• Challenge
Below are records to be output exactly, every one of them.

• Information shown
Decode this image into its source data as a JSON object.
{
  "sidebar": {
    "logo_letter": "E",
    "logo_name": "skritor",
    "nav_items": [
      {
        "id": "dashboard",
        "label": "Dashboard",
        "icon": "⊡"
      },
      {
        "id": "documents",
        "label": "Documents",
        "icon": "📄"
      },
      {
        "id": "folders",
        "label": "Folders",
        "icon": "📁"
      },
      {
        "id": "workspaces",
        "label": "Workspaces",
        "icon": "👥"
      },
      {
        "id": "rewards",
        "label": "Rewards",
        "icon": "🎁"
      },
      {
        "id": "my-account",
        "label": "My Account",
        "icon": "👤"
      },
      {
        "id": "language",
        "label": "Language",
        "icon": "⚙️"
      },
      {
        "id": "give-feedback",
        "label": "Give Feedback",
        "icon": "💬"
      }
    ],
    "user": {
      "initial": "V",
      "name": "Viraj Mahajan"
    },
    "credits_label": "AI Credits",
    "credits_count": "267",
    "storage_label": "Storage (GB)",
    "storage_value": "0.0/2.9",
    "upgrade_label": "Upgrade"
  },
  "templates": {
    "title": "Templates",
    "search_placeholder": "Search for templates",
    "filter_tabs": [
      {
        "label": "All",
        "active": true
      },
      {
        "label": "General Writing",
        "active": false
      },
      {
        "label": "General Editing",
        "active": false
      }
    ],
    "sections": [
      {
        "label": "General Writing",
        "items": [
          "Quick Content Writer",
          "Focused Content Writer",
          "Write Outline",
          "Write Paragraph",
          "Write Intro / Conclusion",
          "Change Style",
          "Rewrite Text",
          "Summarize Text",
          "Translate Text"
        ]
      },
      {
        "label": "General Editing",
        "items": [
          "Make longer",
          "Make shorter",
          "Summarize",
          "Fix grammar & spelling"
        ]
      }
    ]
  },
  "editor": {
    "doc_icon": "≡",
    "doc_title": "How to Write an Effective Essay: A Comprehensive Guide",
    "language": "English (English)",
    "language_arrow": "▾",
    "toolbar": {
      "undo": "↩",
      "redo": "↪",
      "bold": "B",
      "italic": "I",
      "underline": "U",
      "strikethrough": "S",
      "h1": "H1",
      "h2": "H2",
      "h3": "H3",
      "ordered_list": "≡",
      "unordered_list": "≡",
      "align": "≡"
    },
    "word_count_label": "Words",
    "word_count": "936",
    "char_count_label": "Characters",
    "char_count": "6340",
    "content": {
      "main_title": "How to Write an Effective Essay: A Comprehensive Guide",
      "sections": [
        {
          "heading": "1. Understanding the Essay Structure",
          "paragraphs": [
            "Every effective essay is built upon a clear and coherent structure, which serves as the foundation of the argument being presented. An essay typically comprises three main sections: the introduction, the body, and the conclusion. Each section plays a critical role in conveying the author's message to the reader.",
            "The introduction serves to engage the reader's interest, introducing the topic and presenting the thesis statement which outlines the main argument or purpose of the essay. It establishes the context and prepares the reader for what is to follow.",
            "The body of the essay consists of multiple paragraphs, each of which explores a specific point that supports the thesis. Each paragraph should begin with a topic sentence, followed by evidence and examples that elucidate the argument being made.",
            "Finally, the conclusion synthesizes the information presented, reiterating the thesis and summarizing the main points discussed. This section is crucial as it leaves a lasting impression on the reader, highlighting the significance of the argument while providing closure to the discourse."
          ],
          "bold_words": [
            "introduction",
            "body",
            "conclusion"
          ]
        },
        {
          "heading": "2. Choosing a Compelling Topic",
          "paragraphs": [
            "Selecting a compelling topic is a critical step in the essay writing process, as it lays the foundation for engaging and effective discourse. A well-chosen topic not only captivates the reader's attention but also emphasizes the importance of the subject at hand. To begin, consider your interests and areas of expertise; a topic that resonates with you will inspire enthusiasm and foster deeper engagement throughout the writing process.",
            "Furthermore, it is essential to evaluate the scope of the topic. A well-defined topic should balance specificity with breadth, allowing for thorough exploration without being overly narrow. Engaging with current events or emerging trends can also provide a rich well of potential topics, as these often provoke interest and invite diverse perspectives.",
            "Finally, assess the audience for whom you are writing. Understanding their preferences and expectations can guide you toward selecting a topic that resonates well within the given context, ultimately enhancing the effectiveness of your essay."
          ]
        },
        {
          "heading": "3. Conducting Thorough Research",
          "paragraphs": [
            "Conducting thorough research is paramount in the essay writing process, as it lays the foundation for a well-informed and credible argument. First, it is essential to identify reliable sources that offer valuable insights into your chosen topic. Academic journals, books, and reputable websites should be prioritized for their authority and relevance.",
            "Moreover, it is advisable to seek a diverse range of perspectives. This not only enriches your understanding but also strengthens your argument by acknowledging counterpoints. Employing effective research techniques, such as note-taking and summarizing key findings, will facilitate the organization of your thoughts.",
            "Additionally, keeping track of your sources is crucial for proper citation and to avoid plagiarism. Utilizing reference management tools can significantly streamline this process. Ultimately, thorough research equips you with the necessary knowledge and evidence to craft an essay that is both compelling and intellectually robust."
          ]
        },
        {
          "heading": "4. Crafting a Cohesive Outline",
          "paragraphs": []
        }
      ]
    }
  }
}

• Response to the exercise
Decode this image into its source data as a JSON object.
{
  "sidebar": {
    "logo_letter": "E",
    "logo_name": "skritor",
    "nav_items": [
      {
        "id": "dashboard",
        "label": "Dashboard",
        "icon": "⊡"
      },
      {
        "id": "documents",
        "label": "Documents",
        "icon": "📄"
      },
      {
        "id": "folders",
        "label": "Folders",
        "icon": "📁"
      },
      {
        "id": "workspaces",
        "label": "Workspaces",
        "icon": "👥"
      },
      {
        "id": "rewards",
        "label": "Rewards",
        "icon": "🎁"
      },
      {
        "id": "my-account",
        "label": "My Account",
        "icon": "👤"
      },
      {
        "id": "language",
        "label": "Language",
        "icon": "⚙️"
      },
      {
        "id": "give-feedback",
        "label": "Give Feedback",
        "icon": "💬"
      }
    ],
    "user": {
      "initial": "V",
      "name": "Viraj Mahajan"
    },
    "credits_label": "AI Credits",
    "credits_count": "267",
    "storage_label": "Storage (GB)",
    "storage_value": "0.0/2.9",
    "upgrade_label": "Upgrade"
  },
  "templates": {
    "title": "Templates",
    "search_placeholder": "Search for templates",
    "filter_tabs": [
      {
        "label": "All",
        "active": true
      },
      {
        "label": "General Writing",
        "active": false
      },
      {
        "label": "General Editing",
        "active": false
      }
    ],
    "sections": [
      {
        "label": "General Writing",
        "items": [
          "Quick Content Writer",
          "Focused Content Writer",
          "Write Outline",
          "Write Paragraph",
          "Write Intro / Conclusion",
          "Change Style",
          "Rewrite Text",
          "Summarize Text",
          "Translate Text"
        ]
      },
      {
        "label": "General Editing",
        "items": [
          "Make longer",
          "Make shorter",
          "Summarize",
          "Fix grammar & spelling"
        ]
      }
    ]
  },
  "editor": {
    "doc_icon": "≡",
    "doc_title": "How to Write an Effective Essay: A Comprehensive Guide",
    "language": "English (English)",
    "language_arrow": "▾",
    "toolbar": {
      "undo": "↩",
      "redo": "↪",
      "bold": "B",
      "italic": "I",
      "underline": "U",
      "strikethrough": "S",
      "h1": "H1",
      "h2": "H2",
      "h3": "H3",
      "ordered_list": "≡",
      "unordered_list": "≡",
      "align": "≡"
    },
    "word_count_label": "Words",
    "word_count": "936",
    "char_count_label": "Characters",
    "char_count": "6340",
    "content": {
      "main_title": "How to Write an Effective Essay: A Comprehensive Guide",
      "sections": [
        {
          "heading": "1. Understanding the Essay Structure",
          "paragraphs": [
            "Every effective essay is built upon a clear and coherent structure, which serves as the foundation of the argument being presented. An essay typically comprises three main sections: the introduction, the body, and the conclusion. Each section plays a critical role in conveying the author's message to the reader.",
            "The introduction serves to engage the reader's interest, introducing the topic and presenting the thesis statement which outlines the main argument or purpose of the essay. It establishes the context and prepares the reader for what is to follow.",
            "The body of the essay consists of multiple paragraphs, each of which explores a specific point that supports the thesis. Each paragraph should begin with a topic sentence, followed by evidence and examples that elucidate the argument being made.",
            "Finally, the conclusion synthesizes the information presented, reiterating the thesis and summarizing the main points discussed. This section is crucial as it leaves a lasting impression on the reader, highlighting the significance of the argument while providing closure to the discourse."
          ],
          "bold_words": [
            "introduction",
            "body",
            "conclusion"
          ]
        },
        {
          "heading": "2. Choosing a Compelling Topic",
          "paragraphs": [
            "Selecting a compelling topic is a critical step in the essay writing process, as it lays the foundation for engaging and effective discourse. A well-chosen topic not only captivates the reader's attention but also emphasizes the importance of the subject at hand. To begin, consider your interests and areas of expertise; a topic that resonates with you will inspire enthusiasm and foster deeper engagement throughout the writing process.",
            "Furthermore, it is essential to evaluate the scope of the topic. A well-defined topic should balance specificity with breadth, allowing for thorough exploration without being overly narrow. Engaging with current events or emerging trends can also provide a rich well of potential topics, as these often provoke interest and invite diverse perspectives.",
            "Finally, assess the audience for whom you are writing. Understanding their preferences and expectations can guide you toward selecting a topic that resonates well within the given context, ultimately enhancing the effectiveness of your essay."
          ]
        },
        {
          "heading": "3. Conducting Thorough Research",
          "paragraphs": [
            "Conducting thorough research is paramount in the essay writing process, as it lays the foundation for a well-informed and credible argument. First, it is essential to identify reliable sources that offer valuable insights into your chosen topic. Academic journals, books, and reputable websites should be prioritized for their authority and relevance.",
            "Moreover, it is advisable to seek a diverse range of perspectives. This not only enriches your understanding but also strengthens your argument by acknowledging counterpoints. Employing effective research techniques, such as note-taking and summarizing key findings, will facilitate the organization of your thoughts.",
            "Additionally, keeping track of your sources is crucial for proper citation and to avoid plagiarism. Utilizing reference management tools can significantly streamline this process. Ultimately, thorough research equips you with the necessary knowledge and evidence to craft an essay that is both compelling and intellectually robust."
          ]
        },
        {
          "heading": "4. Crafting a Cohesive Outline",
          "paragraphs": []
        }
      ]
    }
  }
}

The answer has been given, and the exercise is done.